Dataset items:
|---|

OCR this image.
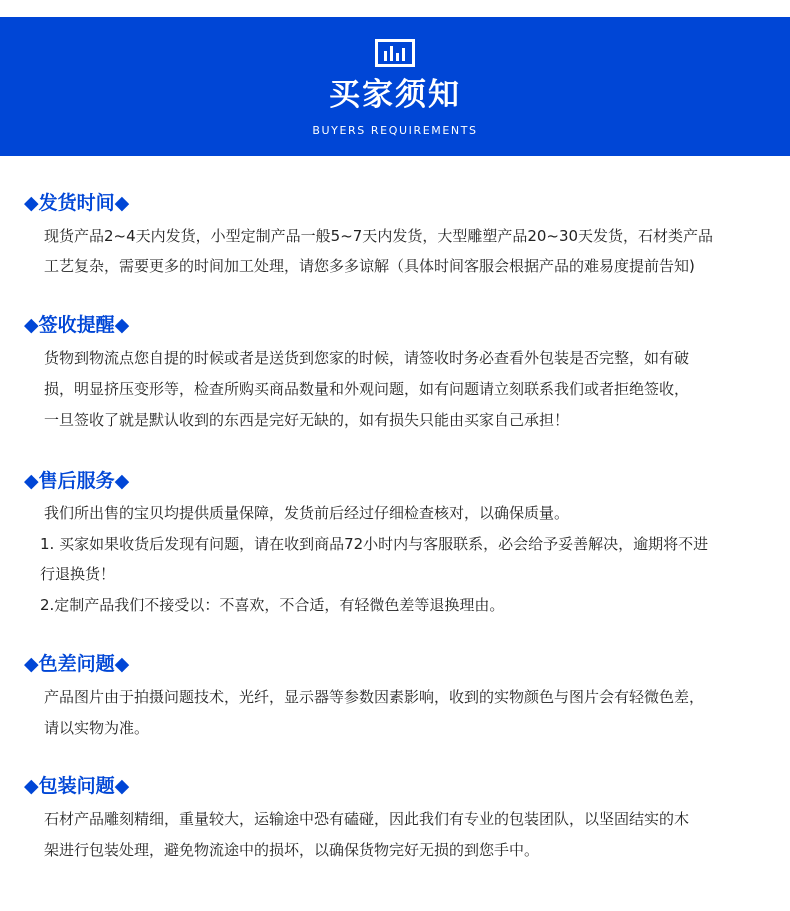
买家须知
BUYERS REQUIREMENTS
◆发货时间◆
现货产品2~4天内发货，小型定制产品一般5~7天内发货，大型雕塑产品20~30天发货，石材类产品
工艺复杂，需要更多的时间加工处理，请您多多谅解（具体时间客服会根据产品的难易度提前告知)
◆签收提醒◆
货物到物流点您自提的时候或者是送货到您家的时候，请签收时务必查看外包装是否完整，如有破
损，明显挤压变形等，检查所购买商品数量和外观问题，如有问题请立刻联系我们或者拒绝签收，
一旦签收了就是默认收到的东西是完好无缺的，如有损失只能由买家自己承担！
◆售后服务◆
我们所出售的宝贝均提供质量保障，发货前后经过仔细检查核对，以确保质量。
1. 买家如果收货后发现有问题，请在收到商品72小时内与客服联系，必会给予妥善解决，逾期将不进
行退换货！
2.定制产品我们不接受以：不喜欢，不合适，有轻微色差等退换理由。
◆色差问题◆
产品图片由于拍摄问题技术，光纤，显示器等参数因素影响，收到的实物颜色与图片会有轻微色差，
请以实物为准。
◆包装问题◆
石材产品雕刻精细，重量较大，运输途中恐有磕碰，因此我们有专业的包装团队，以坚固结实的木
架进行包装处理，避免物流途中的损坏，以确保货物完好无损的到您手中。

|---|

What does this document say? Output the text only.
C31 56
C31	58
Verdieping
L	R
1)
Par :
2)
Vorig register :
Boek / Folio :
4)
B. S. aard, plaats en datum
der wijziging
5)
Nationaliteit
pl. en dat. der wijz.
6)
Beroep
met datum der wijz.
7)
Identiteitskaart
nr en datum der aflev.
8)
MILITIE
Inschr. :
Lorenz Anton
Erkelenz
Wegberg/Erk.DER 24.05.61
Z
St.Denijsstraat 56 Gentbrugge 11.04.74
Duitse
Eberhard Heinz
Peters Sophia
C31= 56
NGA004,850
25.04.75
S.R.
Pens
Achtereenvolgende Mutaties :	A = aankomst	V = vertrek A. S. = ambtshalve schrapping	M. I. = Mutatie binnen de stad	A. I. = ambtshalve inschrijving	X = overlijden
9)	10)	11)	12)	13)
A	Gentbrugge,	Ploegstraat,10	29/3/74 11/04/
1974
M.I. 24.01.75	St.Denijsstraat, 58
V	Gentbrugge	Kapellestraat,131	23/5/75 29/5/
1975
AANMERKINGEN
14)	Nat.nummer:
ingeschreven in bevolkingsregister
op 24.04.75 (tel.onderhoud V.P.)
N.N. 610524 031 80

|---|

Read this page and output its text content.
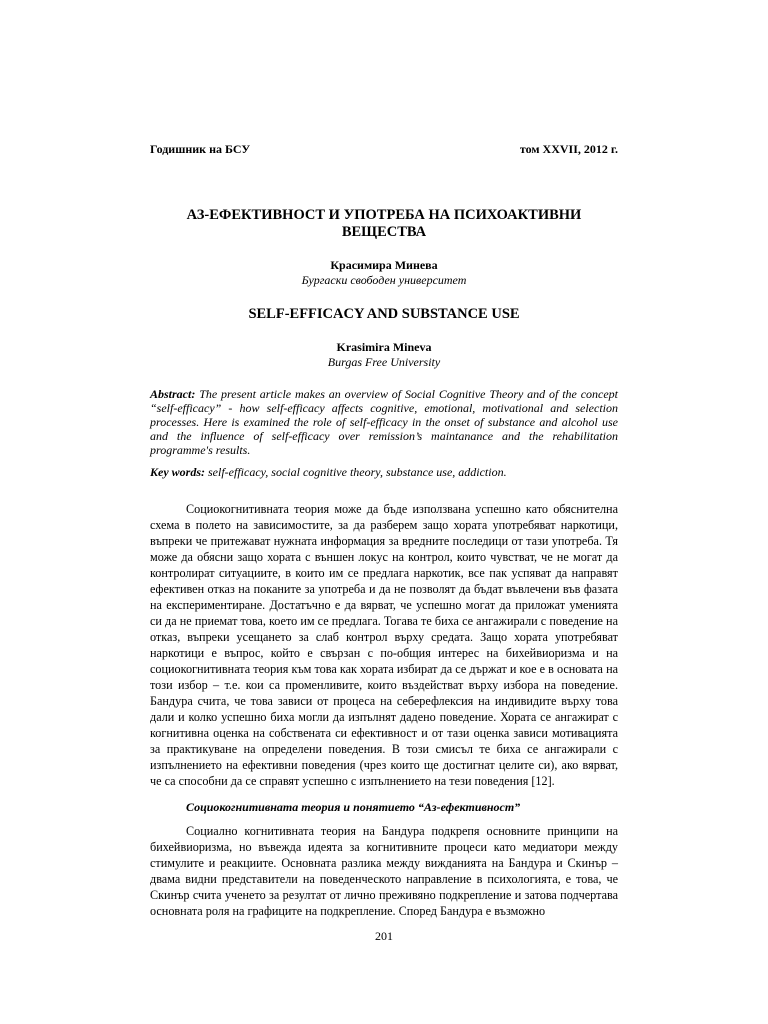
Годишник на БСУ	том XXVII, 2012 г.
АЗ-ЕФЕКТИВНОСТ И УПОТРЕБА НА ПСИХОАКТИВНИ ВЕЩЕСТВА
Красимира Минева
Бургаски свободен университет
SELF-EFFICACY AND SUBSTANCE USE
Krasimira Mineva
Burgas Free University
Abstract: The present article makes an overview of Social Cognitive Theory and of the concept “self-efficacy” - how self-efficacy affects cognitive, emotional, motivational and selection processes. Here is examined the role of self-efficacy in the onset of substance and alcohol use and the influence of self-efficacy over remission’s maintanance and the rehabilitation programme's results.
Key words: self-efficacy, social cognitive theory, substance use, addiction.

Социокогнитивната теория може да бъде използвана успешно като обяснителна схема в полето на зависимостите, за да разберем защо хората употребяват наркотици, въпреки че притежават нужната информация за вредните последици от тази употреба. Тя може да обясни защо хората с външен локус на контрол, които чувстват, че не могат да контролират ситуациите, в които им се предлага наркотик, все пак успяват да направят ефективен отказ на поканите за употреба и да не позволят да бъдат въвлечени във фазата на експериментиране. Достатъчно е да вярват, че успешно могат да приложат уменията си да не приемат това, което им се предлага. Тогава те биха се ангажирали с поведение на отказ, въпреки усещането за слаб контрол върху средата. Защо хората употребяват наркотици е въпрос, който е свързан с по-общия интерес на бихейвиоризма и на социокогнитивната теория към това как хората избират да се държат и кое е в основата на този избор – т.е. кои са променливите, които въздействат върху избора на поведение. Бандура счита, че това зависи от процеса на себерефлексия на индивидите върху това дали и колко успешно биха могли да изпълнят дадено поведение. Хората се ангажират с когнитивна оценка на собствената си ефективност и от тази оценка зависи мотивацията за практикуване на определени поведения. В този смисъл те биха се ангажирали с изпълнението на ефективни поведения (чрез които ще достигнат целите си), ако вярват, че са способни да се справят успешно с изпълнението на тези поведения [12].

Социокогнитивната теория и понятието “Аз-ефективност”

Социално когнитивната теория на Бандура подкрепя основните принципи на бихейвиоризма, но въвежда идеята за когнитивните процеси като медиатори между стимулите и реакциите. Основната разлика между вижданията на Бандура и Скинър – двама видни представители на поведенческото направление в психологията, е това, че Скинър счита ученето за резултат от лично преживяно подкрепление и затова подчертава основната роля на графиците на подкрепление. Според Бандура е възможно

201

|---|

Gather up the lines containing the word "datum" from these records and copy them.

B. S. aard, plaats en datum
met datum der wijz.
nr en datum der aflev.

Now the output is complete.